### Instructions to follow
Each entry below must be repeated word for word.

### Supplied material

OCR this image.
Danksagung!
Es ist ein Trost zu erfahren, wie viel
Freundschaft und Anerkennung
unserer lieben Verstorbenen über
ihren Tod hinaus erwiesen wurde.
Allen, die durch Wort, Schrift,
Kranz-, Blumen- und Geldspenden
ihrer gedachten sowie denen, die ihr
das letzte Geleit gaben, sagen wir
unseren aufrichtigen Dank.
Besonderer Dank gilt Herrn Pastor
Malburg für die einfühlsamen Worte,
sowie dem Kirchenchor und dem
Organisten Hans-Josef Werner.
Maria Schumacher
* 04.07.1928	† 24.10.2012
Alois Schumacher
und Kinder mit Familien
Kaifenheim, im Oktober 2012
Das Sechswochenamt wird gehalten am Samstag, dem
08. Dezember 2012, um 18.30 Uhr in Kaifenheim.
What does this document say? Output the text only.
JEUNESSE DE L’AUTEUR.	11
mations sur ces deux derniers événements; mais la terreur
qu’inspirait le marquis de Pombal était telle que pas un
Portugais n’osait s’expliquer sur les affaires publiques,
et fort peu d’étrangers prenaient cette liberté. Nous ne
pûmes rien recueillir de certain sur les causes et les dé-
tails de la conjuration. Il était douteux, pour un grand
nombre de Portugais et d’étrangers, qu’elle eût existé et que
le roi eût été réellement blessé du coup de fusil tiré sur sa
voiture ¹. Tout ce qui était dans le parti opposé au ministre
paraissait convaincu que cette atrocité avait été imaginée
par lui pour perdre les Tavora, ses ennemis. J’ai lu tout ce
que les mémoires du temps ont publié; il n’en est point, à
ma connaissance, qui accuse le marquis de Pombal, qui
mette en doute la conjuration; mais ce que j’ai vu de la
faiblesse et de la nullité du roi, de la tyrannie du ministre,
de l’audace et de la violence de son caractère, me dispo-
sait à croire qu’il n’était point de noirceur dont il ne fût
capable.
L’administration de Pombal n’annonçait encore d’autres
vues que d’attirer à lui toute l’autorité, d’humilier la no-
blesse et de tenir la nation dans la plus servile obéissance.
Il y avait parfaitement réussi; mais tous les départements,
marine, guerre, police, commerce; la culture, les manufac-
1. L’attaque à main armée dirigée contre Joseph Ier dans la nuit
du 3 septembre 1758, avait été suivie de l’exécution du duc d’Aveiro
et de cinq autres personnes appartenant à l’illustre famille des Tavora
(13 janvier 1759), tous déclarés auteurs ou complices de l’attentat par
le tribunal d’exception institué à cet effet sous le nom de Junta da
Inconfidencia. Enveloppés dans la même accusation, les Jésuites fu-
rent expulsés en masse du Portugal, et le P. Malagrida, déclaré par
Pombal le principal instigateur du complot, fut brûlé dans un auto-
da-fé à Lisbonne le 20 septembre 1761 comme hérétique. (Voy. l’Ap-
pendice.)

### Expected output
OCR this image.
Danksagung!
Es ist ein Trost zu erfahren, wie viel
Freundschaft und Anerkennung
unserer lieben Verstorbenen über
ihren Tod hinaus erwiesen wurde.
Allen, die durch Wort, Schrift,
Kranz-, Blumen- und Geldspenden
ihrer gedachten sowie denen, die ihr
das letzte Geleit gaben, sagen wir
unseren aufrichtigen Dank.
Besonderer Dank gilt Herrn Pastor
Malburg für die einfühlsamen Worte,
sowie dem Kirchenchor und dem
Organisten Hans-Josef Werner.
Maria Schumacher
* 04.07.1928	† 24.10.2012
Alois Schumacher
und Kinder mit Familien
Kaifenheim, im Oktober 2012
Das Sechswochenamt wird gehalten am Samstag, dem
08. Dezember 2012, um 18.30 Uhr in Kaifenheim.
What does this document say? Output the text only.
JEUNESSE DE L’AUTEUR.	11
mations sur ces deux derniers événements; mais la terreur
qu’inspirait le marquis de Pombal était telle que pas un
Portugais n’osait s’expliquer sur les affaires publiques,
et fort peu d’étrangers prenaient cette liberté. Nous ne
pûmes rien recueillir de certain sur les causes et les dé-
tails de la conjuration. Il était douteux, pour un grand
nombre de Portugais et d’étrangers, qu’elle eût existé et que
le roi eût été réellement blessé du coup de fusil tiré sur sa
voiture ¹. Tout ce qui était dans le parti opposé au ministre
paraissait convaincu que cette atrocité avait été imaginée
par lui pour perdre les Tavora, ses ennemis. J’ai lu tout ce
que les mémoires du temps ont publié; il n’en est point, à
ma connaissance, qui accuse le marquis de Pombal, qui
mette en doute la conjuration; mais ce que j’ai vu de la
faiblesse et de la nullité du roi, de la tyrannie du ministre,
de l’audace et de la violence de son caractère, me dispo-
sait à croire qu’il n’était point de noirceur dont il ne fût
capable.
L’administration de Pombal n’annonçait encore d’autres
vues que d’attirer à lui toute l’autorité, d’humilier la no-
blesse et de tenir la nation dans la plus servile obéissance.
Il y avait parfaitement réussi; mais tous les départements,
marine, guerre, police, commerce; la culture, les manufac-
1. L’attaque à main armée dirigée contre Joseph Ier dans la nuit
du 3 septembre 1758, avait été suivie de l’exécution du duc d’Aveiro
et de cinq autres personnes appartenant à l’illustre famille des Tavora
(13 janvier 1759), tous déclarés auteurs ou complices de l’attentat par
le tribunal d’exception institué à cet effet sous le nom de Junta da
Inconfidencia. Enveloppés dans la même accusation, les Jésuites fu-
rent expulsés en masse du Portugal, et le P. Malagrida, déclaré par
Pombal le principal instigateur du complot, fut brûlé dans un auto-
da-fé à Lisbonne le 20 septembre 1761 comme hérétique. (Voy. l’Ap-
pendice.)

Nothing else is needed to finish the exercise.